__WORK TO COMPLETE__.
Find the lines in these entries that include the word "изображения" and state how many there are, with no other words.

__THE INPUT__.

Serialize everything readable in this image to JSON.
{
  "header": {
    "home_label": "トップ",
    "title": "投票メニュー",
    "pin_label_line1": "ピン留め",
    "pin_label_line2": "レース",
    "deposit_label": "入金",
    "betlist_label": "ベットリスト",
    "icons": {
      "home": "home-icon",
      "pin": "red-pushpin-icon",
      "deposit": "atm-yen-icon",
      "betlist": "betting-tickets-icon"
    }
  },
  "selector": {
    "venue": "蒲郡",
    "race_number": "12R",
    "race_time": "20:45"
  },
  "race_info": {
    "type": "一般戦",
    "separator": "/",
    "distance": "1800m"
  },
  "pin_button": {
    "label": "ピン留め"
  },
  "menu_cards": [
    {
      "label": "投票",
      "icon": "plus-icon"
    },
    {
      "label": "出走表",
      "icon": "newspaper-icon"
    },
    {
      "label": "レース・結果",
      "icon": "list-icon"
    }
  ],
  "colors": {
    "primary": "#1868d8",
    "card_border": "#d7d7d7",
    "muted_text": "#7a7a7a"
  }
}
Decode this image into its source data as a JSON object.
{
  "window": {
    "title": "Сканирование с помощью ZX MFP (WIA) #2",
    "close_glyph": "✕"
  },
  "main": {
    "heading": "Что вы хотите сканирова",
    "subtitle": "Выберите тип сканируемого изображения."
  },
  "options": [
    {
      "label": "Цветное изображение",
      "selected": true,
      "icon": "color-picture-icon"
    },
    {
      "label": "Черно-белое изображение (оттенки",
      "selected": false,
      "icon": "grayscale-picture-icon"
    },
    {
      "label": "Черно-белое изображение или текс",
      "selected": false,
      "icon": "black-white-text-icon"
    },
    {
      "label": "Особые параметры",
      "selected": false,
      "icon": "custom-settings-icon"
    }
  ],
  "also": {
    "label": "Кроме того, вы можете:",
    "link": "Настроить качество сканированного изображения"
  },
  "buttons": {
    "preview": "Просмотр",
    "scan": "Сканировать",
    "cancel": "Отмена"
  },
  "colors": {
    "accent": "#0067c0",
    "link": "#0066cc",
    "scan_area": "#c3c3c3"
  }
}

__RESPONSE__.
2